**Records supplied**
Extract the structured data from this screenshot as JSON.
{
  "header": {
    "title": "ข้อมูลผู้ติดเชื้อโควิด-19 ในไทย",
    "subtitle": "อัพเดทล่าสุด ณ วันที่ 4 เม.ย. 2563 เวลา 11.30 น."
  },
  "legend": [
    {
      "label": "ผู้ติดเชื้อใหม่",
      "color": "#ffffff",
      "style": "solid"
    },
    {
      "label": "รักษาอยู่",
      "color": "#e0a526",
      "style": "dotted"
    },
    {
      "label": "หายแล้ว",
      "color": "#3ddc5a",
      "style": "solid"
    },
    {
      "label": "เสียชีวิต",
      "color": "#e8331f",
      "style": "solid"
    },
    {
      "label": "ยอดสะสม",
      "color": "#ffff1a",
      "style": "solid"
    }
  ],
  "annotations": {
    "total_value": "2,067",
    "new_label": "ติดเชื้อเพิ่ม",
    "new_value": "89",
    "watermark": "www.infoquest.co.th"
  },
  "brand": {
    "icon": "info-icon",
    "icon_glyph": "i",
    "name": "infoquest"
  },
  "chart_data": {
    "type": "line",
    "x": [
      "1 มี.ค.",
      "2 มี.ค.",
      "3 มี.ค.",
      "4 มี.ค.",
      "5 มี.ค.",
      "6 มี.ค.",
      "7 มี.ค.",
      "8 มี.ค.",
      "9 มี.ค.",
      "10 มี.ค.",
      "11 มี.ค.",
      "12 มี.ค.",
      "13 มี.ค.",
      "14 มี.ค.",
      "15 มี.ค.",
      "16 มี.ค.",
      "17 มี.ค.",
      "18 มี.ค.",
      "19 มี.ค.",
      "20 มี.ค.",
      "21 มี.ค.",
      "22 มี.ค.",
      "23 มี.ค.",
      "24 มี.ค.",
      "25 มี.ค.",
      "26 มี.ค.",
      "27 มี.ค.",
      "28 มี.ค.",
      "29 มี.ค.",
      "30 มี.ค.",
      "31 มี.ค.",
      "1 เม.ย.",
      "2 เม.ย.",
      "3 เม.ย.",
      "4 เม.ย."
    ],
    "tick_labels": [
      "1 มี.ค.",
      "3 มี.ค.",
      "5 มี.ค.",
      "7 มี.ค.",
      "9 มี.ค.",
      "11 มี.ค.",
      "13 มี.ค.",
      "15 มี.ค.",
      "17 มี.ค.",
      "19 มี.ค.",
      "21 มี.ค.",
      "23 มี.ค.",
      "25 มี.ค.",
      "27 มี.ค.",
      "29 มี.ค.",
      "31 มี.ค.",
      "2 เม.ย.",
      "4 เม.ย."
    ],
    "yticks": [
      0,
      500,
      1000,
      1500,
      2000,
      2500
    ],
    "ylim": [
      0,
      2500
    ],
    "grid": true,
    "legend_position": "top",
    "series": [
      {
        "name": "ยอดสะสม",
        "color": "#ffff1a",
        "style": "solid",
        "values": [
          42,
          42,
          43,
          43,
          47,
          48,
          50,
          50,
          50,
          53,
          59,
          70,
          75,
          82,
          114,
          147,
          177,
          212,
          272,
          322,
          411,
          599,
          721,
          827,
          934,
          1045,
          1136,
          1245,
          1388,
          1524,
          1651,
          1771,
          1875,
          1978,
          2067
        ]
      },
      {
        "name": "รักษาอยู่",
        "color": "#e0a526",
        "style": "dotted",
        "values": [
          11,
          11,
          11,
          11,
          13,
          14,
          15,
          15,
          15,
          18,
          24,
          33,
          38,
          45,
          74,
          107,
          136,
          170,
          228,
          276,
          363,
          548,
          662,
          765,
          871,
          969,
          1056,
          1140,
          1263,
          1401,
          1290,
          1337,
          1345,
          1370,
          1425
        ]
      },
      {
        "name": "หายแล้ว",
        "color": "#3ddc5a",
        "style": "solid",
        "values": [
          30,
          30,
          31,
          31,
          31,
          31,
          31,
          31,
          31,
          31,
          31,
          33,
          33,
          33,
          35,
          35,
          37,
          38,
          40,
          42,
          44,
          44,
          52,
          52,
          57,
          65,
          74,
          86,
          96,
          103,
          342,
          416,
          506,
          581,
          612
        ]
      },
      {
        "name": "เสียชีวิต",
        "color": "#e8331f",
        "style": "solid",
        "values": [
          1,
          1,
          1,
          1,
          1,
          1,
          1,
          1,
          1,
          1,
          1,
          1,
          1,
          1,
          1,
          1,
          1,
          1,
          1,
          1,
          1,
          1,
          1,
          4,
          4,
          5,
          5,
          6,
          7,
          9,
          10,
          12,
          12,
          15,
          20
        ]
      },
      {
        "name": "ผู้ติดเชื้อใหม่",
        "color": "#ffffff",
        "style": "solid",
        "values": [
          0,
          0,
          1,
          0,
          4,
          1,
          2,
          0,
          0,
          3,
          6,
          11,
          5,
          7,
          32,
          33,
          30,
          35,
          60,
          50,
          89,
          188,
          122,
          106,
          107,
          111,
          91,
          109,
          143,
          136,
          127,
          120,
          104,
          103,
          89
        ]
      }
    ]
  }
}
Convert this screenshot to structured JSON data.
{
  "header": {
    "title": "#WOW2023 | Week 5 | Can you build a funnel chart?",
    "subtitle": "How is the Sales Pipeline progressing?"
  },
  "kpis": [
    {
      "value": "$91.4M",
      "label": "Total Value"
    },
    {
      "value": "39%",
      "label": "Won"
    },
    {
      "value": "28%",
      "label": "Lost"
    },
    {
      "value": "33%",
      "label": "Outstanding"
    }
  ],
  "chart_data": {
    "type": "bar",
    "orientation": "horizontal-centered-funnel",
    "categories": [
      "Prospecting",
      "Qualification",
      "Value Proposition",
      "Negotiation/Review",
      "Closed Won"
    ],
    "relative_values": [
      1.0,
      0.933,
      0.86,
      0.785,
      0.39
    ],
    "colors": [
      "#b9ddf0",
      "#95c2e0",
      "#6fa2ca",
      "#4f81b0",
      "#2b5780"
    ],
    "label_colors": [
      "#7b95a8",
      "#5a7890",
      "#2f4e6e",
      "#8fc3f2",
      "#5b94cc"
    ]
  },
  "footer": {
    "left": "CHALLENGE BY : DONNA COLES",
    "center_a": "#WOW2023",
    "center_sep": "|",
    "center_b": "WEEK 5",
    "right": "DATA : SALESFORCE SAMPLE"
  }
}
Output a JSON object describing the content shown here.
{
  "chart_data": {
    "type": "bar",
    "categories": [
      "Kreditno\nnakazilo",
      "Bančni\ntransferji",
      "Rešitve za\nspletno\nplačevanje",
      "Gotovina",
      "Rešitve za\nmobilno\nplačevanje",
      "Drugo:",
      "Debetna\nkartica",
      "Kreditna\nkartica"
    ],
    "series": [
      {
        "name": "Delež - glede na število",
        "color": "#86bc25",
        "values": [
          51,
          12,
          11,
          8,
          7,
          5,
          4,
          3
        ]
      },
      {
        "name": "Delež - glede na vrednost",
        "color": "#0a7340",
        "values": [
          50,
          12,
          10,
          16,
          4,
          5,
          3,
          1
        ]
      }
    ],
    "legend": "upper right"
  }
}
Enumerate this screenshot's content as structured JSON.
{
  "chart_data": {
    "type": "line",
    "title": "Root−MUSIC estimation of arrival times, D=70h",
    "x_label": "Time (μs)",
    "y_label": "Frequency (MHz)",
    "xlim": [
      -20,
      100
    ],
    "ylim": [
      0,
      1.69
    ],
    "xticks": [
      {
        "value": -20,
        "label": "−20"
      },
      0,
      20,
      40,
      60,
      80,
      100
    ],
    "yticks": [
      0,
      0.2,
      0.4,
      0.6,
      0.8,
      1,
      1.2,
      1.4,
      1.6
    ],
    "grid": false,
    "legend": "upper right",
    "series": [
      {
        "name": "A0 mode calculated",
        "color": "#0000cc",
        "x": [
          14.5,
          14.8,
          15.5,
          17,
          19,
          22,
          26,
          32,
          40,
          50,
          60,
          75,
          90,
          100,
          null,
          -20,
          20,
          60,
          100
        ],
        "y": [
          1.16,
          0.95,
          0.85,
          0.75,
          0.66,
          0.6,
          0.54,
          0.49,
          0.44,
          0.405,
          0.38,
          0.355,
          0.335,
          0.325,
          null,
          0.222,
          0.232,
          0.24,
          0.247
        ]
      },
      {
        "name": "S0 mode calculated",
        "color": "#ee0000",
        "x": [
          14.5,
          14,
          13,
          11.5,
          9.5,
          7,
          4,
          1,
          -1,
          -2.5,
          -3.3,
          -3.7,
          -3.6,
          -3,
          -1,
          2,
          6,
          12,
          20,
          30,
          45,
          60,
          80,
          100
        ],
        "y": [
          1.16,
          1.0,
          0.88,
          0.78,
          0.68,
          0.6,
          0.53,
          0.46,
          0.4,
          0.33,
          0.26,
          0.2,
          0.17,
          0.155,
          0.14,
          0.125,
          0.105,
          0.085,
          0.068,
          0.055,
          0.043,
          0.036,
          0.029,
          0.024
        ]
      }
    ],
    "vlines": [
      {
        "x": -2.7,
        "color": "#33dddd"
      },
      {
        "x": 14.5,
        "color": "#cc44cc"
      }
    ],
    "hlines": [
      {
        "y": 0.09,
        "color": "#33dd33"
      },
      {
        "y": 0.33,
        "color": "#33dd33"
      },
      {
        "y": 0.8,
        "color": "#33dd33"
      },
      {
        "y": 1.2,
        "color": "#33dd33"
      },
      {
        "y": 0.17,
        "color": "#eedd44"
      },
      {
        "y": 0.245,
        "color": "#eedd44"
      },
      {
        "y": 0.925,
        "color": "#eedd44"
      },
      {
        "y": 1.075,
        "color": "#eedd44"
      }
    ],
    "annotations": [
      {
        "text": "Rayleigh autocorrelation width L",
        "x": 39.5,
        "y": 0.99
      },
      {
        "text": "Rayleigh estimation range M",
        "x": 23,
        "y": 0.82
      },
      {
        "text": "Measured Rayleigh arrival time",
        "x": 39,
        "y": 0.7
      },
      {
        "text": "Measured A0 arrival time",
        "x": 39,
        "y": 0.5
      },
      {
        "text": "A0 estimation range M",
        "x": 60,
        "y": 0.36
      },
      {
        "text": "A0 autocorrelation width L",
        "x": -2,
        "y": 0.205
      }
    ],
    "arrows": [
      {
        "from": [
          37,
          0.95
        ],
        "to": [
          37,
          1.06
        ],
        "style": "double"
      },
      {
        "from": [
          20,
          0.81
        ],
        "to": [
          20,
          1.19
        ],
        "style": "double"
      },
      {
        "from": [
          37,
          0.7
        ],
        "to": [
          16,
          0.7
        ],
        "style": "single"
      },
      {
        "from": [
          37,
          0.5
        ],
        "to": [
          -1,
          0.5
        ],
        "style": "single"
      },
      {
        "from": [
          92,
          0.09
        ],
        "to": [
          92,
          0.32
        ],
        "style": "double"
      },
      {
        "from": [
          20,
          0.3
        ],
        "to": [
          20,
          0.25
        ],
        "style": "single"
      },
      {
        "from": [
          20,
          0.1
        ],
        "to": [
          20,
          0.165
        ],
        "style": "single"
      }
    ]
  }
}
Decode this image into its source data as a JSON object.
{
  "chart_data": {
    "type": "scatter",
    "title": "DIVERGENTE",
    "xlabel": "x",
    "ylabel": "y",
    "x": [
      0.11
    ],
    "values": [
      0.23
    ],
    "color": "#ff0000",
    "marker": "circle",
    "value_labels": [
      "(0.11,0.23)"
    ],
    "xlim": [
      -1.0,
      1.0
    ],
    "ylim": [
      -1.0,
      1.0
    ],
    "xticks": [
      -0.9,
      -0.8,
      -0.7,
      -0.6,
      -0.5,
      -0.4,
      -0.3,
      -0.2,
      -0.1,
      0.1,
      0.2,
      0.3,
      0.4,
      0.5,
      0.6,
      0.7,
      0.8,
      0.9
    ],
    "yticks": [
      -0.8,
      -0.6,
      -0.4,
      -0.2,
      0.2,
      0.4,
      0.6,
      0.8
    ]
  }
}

**Given request**
Read the data above. Pull out each line in which the string "upper" appears.

**Complete output**
    "legend": "upper right"
    "legend": "upper right",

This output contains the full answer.